• _What the task asks_: Locate the lines that hold the string "مصطفى". Copy every such line.

========

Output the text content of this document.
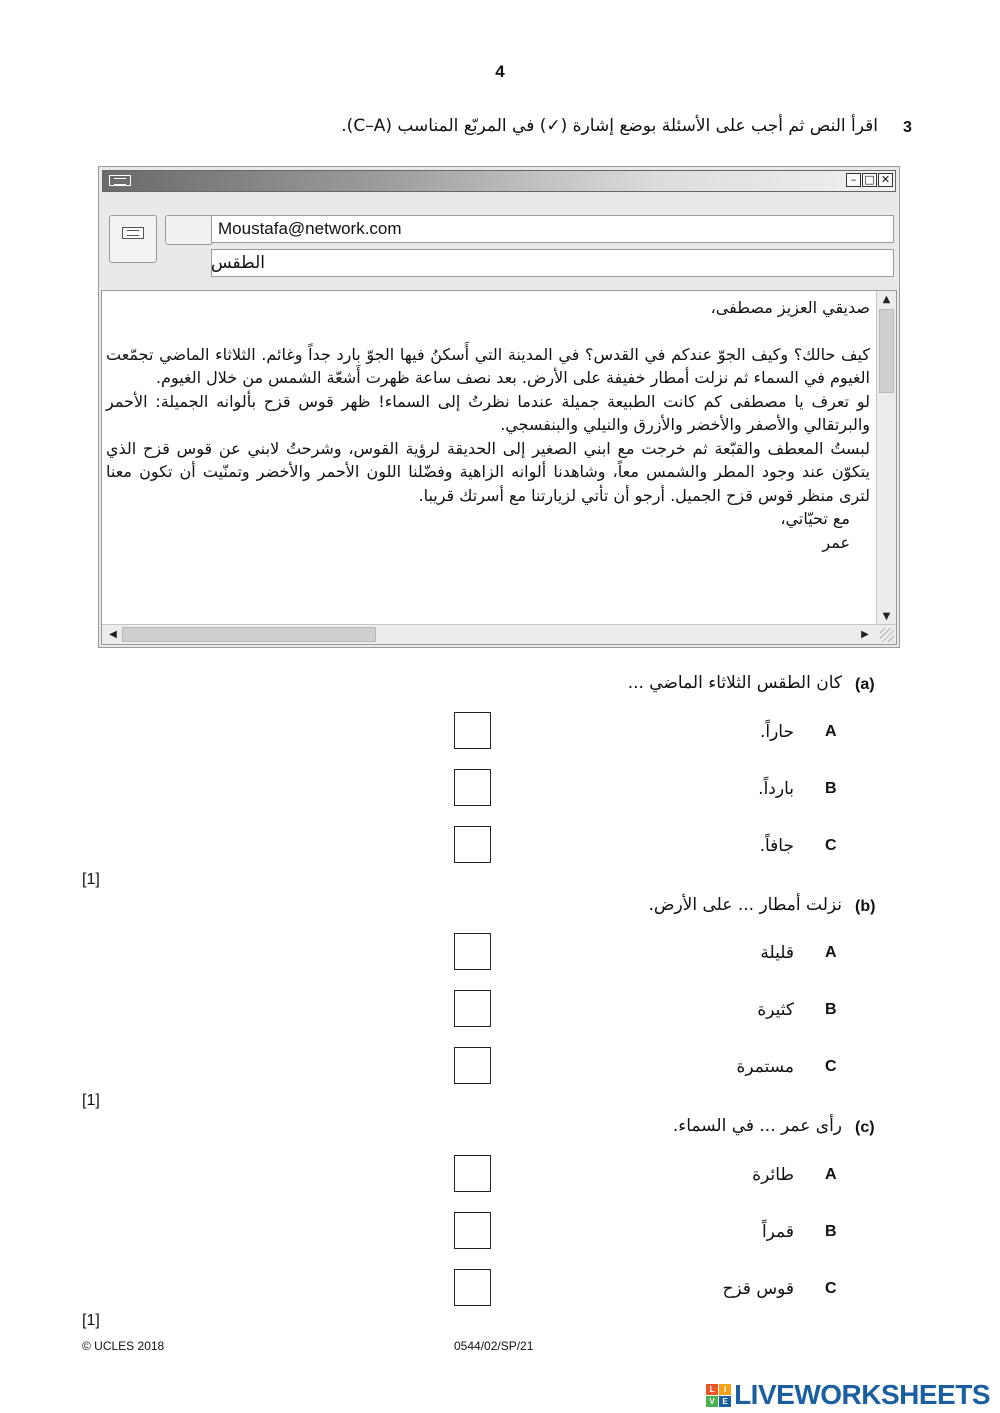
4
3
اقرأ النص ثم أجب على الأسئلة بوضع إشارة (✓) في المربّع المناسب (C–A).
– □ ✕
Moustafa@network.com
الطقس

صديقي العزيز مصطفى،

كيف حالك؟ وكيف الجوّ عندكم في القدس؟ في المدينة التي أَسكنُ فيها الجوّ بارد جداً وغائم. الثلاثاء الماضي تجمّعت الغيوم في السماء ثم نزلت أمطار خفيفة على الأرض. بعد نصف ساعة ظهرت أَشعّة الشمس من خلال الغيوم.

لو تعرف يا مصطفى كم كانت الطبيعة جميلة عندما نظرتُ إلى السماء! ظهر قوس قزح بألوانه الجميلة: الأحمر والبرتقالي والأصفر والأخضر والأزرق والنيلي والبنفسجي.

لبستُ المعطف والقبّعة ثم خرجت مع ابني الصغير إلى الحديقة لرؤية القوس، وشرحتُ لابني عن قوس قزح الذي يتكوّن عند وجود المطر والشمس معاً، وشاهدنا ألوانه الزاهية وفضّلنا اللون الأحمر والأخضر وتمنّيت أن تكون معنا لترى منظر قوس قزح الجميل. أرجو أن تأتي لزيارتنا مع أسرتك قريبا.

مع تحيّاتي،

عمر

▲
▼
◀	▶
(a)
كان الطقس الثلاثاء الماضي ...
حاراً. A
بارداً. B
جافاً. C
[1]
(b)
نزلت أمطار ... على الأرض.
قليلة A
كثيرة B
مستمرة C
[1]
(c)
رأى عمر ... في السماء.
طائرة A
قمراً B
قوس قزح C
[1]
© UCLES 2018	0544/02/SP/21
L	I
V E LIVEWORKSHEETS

========

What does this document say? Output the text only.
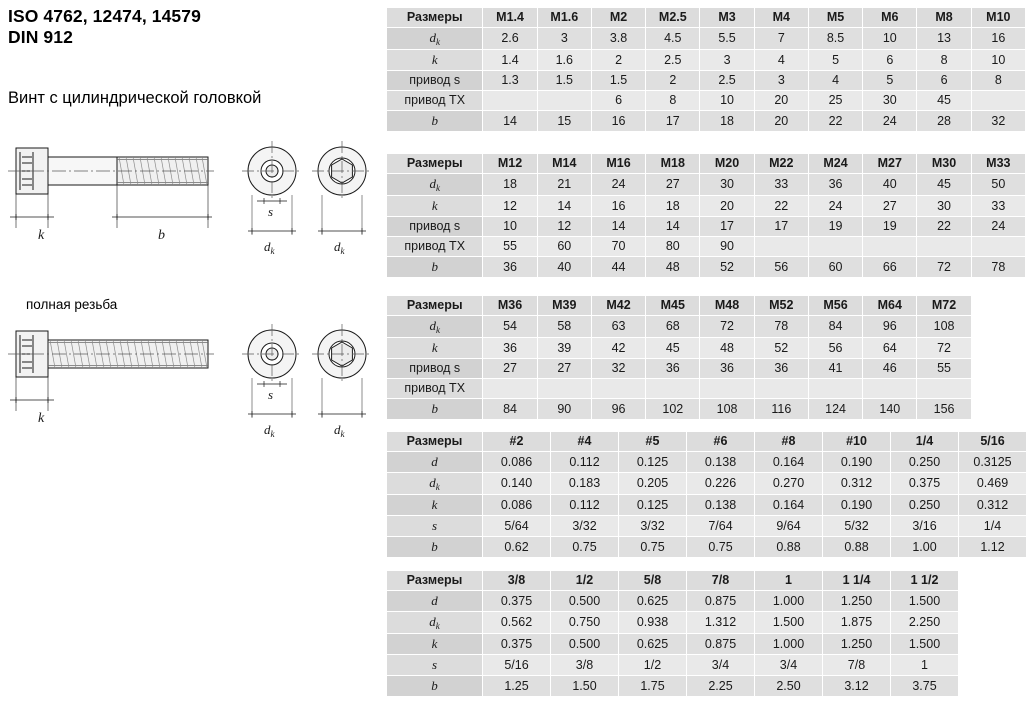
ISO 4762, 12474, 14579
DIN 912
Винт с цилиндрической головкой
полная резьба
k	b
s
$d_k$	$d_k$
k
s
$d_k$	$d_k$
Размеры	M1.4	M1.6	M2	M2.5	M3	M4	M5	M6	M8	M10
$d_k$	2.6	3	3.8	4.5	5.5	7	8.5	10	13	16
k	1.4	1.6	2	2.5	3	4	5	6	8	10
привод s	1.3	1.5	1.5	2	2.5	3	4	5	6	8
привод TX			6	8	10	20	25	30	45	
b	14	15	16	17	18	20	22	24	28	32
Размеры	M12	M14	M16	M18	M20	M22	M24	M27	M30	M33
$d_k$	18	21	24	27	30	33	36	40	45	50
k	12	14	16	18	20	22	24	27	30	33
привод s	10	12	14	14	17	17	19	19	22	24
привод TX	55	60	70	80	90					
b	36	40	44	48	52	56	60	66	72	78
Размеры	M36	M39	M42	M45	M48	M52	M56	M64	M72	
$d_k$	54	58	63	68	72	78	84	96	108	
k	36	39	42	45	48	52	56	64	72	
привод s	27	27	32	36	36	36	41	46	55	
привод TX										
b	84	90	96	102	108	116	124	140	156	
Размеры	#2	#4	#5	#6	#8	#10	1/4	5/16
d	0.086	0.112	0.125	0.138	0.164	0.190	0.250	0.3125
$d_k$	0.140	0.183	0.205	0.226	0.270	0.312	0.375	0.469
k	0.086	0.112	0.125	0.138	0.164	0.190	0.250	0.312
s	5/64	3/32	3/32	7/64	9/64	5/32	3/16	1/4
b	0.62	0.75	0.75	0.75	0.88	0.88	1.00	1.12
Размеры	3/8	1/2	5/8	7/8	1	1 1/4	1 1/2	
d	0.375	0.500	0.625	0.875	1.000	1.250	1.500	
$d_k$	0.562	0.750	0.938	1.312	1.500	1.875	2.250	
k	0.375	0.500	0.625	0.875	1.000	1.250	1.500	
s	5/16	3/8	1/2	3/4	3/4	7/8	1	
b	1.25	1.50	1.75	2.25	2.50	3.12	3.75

========

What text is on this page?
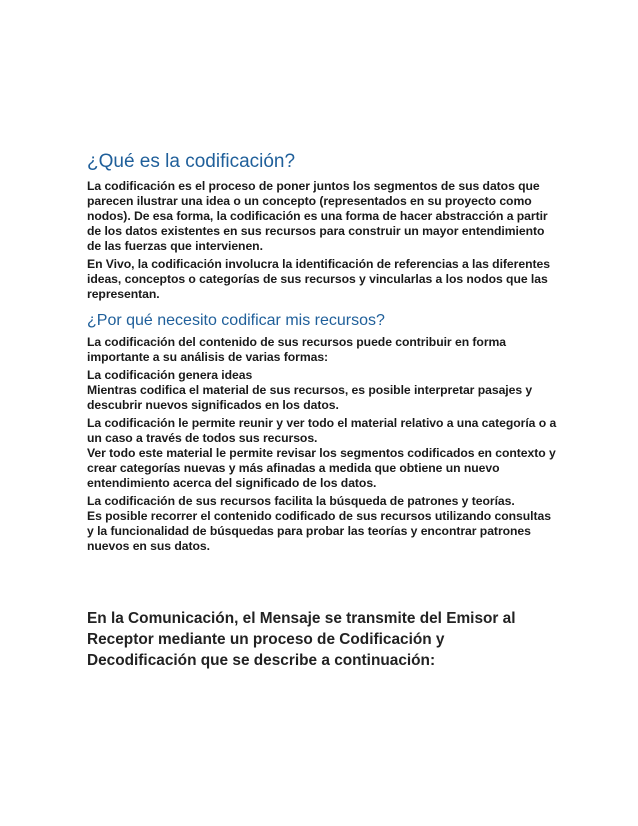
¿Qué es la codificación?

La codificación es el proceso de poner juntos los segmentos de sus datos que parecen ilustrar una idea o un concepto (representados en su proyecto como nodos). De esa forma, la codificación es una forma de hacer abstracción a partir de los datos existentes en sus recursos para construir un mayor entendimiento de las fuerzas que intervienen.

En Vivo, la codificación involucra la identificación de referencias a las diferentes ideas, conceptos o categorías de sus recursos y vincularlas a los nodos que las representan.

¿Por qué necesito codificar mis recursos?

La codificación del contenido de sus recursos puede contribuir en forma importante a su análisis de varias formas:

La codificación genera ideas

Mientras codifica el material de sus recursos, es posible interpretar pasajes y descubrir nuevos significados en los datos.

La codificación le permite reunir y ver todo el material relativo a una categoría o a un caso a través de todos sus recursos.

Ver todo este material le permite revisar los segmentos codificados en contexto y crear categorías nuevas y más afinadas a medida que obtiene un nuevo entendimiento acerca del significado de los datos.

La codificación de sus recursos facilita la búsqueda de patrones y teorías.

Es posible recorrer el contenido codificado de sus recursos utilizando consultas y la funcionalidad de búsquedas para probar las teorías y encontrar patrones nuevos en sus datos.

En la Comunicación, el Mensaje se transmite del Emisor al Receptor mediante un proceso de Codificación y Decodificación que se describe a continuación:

========

• _Response to this exercise_:
صديقي العزيز مصطفى،
لو تعرف يا مصطفى كم كانت الطبيعة جميلة عندما نظرتُ إلى السماء! ظهر قوس قزح بألوانه الجميلة: الأحمر والبرتقالي والأصفر والأخضر والأزرق والنيلي والبنفسجي.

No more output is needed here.